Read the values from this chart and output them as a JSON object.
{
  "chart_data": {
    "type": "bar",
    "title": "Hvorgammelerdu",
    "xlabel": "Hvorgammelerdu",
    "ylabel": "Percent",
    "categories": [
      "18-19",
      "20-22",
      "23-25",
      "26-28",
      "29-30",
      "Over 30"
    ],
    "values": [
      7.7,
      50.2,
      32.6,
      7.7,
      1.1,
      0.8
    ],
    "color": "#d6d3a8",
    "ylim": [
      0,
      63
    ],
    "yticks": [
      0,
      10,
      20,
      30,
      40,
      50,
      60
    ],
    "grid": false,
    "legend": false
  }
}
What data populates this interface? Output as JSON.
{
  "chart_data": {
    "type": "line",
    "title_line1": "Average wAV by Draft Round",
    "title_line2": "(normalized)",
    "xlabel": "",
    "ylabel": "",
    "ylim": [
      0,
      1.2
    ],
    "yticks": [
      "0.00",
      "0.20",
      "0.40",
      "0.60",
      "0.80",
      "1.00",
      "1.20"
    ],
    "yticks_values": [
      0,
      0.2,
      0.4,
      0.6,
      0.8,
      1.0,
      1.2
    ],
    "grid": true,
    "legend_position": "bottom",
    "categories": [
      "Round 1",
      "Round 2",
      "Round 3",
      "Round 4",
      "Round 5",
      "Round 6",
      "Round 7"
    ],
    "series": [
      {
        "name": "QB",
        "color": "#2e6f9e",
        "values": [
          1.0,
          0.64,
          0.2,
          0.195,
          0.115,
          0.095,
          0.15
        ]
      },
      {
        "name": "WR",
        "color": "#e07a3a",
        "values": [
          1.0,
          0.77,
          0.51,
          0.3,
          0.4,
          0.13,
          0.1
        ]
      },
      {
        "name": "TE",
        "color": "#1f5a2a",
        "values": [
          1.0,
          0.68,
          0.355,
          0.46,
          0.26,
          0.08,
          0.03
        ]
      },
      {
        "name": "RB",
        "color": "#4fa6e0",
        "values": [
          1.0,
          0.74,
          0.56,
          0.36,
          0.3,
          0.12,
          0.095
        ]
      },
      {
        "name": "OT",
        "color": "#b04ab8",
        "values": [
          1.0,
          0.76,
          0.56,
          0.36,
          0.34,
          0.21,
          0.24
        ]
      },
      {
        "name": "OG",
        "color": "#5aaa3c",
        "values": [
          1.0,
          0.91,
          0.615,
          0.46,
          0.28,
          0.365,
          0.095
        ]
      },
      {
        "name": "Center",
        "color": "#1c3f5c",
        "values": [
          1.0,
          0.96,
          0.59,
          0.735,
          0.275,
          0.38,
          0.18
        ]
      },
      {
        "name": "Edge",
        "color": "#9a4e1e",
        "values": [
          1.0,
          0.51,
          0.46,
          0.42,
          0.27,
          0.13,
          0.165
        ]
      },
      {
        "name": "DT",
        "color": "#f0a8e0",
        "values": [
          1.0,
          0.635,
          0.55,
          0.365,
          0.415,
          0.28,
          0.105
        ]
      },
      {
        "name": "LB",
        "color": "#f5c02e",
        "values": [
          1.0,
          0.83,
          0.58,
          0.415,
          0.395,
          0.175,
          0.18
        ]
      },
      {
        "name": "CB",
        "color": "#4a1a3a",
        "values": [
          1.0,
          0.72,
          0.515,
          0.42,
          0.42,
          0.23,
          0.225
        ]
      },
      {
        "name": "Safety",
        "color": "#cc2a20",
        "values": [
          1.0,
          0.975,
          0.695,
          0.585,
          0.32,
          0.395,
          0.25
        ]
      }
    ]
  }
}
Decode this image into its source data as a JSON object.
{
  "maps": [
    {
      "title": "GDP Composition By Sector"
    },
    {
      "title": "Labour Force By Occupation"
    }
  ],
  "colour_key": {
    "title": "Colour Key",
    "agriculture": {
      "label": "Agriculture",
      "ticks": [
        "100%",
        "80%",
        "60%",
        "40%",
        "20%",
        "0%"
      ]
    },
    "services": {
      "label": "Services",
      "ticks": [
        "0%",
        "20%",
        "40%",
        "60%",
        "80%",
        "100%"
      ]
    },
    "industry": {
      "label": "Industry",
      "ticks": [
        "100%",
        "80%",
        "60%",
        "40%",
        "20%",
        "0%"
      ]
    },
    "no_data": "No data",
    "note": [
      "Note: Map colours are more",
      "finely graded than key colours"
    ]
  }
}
########
The records above are to be copied in full, exactly as written.

= ANSWER TO THE TASK =
Read the values from this chart and output them as a JSON object.
{
  "chart_data": {
    "type": "bar",
    "title": "Hvorgammelerdu",
    "xlabel": "Hvorgammelerdu",
    "ylabel": "Percent",
    "categories": [
      "18-19",
      "20-22",
      "23-25",
      "26-28",
      "29-30",
      "Over 30"
    ],
    "values": [
      7.7,
      50.2,
      32.6,
      7.7,
      1.1,
      0.8
    ],
    "color": "#d6d3a8",
    "ylim": [
      0,
      63
    ],
    "yticks": [
      0,
      10,
      20,
      30,
      40,
      50,
      60
    ],
    "grid": false,
    "legend": false
  }
}
What data populates this interface? Output as JSON.
{
  "chart_data": {
    "type": "line",
    "title_line1": "Average wAV by Draft Round",
    "title_line2": "(normalized)",
    "xlabel": "",
    "ylabel": "",
    "ylim": [
      0,
      1.2
    ],
    "yticks": [
      "0.00",
      "0.20",
      "0.40",
      "0.60",
      "0.80",
      "1.00",
      "1.20"
    ],
    "yticks_values": [
      0,
      0.2,
      0.4,
      0.6,
      0.8,
      1.0,
      1.2
    ],
    "grid": true,
    "legend_position": "bottom",
    "categories": [
      "Round 1",
      "Round 2",
      "Round 3",
      "Round 4",
      "Round 5",
      "Round 6",
      "Round 7"
    ],
    "series": [
      {
        "name": "QB",
        "color": "#2e6f9e",
        "values": [
          1.0,
          0.64,
          0.2,
          0.195,
          0.115,
          0.095,
          0.15
        ]
      },
      {
        "name": "WR",
        "color": "#e07a3a",
        "values": [
          1.0,
          0.77,
          0.51,
          0.3,
          0.4,
          0.13,
          0.1
        ]
      },
      {
        "name": "TE",
        "color": "#1f5a2a",
        "values": [
          1.0,
          0.68,
          0.355,
          0.46,
          0.26,
          0.08,
          0.03
        ]
      },
      {
        "name": "RB",
        "color": "#4fa6e0",
        "values": [
          1.0,
          0.74,
          0.56,
          0.36,
          0.3,
          0.12,
          0.095
        ]
      },
      {
        "name": "OT",
        "color": "#b04ab8",
        "values": [
          1.0,
          0.76,
          0.56,
          0.36,
          0.34,
          0.21,
          0.24
        ]
      },
      {
        "name": "OG",
        "color": "#5aaa3c",
        "values": [
          1.0,
          0.91,
          0.615,
          0.46,
          0.28,
          0.365,
          0.095
        ]
      },
      {
        "name": "Center",
        "color": "#1c3f5c",
        "values": [
          1.0,
          0.96,
          0.59,
          0.735,
          0.275,
          0.38,
          0.18
        ]
      },
      {
        "name": "Edge",
        "color": "#9a4e1e",
        "values": [
          1.0,
          0.51,
          0.46,
          0.42,
          0.27,
          0.13,
          0.165
        ]
      },
      {
        "name": "DT",
        "color": "#f0a8e0",
        "values": [
          1.0,
          0.635,
          0.55,
          0.365,
          0.415,
          0.28,
          0.105
        ]
      },
      {
        "name": "LB",
        "color": "#f5c02e",
        "values": [
          1.0,
          0.83,
          0.58,
          0.415,
          0.395,
          0.175,
          0.18
        ]
      },
      {
        "name": "CB",
        "color": "#4a1a3a",
        "values": [
          1.0,
          0.72,
          0.515,
          0.42,
          0.42,
          0.23,
          0.225
        ]
      },
      {
        "name": "Safety",
        "color": "#cc2a20",
        "values": [
          1.0,
          0.975,
          0.695,
          0.585,
          0.32,
          0.395,
          0.25
        ]
      }
    ]
  }
}
Decode this image into its source data as a JSON object.
{
  "maps": [
    {
      "title": "GDP Composition By Sector"
    },
    {
      "title": "Labour Force By Occupation"
    }
  ],
  "colour_key": {
    "title": "Colour Key",
    "agriculture": {
      "label": "Agriculture",
      "ticks": [
        "100%",
        "80%",
        "60%",
        "40%",
        "20%",
        "0%"
      ]
    },
    "services": {
      "label": "Services",
      "ticks": [
        "0%",
        "20%",
        "40%",
        "60%",
        "80%",
        "100%"
      ]
    },
    "industry": {
      "label": "Industry",
      "ticks": [
        "100%",
        "80%",
        "60%",
        "40%",
        "20%",
        "0%"
      ]
    },
    "no_data": "No data",
    "note": [
      "Note: Map colours are more",
      "finely graded than key colours"
    ]
  }
}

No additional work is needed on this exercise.